Your goal
Without skipping anything, write out each record below exactly.

Working data

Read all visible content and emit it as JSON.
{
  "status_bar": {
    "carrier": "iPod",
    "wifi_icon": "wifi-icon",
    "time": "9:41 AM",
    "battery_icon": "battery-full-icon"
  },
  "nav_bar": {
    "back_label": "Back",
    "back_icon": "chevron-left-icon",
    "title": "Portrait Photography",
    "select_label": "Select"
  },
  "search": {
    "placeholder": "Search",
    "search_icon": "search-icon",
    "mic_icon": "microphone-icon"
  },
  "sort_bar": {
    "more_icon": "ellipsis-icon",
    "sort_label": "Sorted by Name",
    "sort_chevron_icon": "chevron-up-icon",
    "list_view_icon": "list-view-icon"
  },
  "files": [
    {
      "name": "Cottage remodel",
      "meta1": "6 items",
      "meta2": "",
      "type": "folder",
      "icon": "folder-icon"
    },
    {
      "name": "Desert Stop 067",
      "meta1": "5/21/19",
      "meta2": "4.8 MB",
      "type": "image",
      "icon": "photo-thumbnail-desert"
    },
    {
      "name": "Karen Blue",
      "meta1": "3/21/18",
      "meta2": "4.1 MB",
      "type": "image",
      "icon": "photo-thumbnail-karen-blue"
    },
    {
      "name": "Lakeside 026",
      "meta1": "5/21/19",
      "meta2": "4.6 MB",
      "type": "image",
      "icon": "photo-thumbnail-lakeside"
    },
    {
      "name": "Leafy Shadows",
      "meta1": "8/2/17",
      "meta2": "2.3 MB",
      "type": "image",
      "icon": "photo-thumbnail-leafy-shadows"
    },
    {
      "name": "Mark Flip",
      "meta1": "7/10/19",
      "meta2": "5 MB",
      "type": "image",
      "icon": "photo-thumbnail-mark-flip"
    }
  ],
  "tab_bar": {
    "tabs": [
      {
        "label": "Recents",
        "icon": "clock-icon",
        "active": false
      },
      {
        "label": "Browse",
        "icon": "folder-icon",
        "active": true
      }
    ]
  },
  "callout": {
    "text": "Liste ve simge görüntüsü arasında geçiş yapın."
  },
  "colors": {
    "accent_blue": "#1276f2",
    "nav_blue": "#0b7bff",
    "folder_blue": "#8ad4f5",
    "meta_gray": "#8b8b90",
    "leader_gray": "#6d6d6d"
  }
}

Expected output
Read all visible content and emit it as JSON.
{
  "status_bar": {
    "carrier": "iPod",
    "wifi_icon": "wifi-icon",
    "time": "9:41 AM",
    "battery_icon": "battery-full-icon"
  },
  "nav_bar": {
    "back_label": "Back",
    "back_icon": "chevron-left-icon",
    "title": "Portrait Photography",
    "select_label": "Select"
  },
  "search": {
    "placeholder": "Search",
    "search_icon": "search-icon",
    "mic_icon": "microphone-icon"
  },
  "sort_bar": {
    "more_icon": "ellipsis-icon",
    "sort_label": "Sorted by Name",
    "sort_chevron_icon": "chevron-up-icon",
    "list_view_icon": "list-view-icon"
  },
  "files": [
    {
      "name": "Cottage remodel",
      "meta1": "6 items",
      "meta2": "",
      "type": "folder",
      "icon": "folder-icon"
    },
    {
      "name": "Desert Stop 067",
      "meta1": "5/21/19",
      "meta2": "4.8 MB",
      "type": "image",
      "icon": "photo-thumbnail-desert"
    },
    {
      "name": "Karen Blue",
      "meta1": "3/21/18",
      "meta2": "4.1 MB",
      "type": "image",
      "icon": "photo-thumbnail-karen-blue"
    },
    {
      "name": "Lakeside 026",
      "meta1": "5/21/19",
      "meta2": "4.6 MB",
      "type": "image",
      "icon": "photo-thumbnail-lakeside"
    },
    {
      "name": "Leafy Shadows",
      "meta1": "8/2/17",
      "meta2": "2.3 MB",
      "type": "image",
      "icon": "photo-thumbnail-leafy-shadows"
    },
    {
      "name": "Mark Flip",
      "meta1": "7/10/19",
      "meta2": "5 MB",
      "type": "image",
      "icon": "photo-thumbnail-mark-flip"
    }
  ],
  "tab_bar": {
    "tabs": [
      {
        "label": "Recents",
        "icon": "clock-icon",
        "active": false
      },
      {
        "label": "Browse",
        "icon": "folder-icon",
        "active": true
      }
    ]
  },
  "callout": {
    "text": "Liste ve simge görüntüsü arasında geçiş yapın."
  },
  "colors": {
    "accent_blue": "#1276f2",
    "nav_blue": "#0b7bff",
    "folder_blue": "#8ad4f5",
    "meta_gray": "#8b8b90",
    "leader_gray": "#6d6d6d"
  }
}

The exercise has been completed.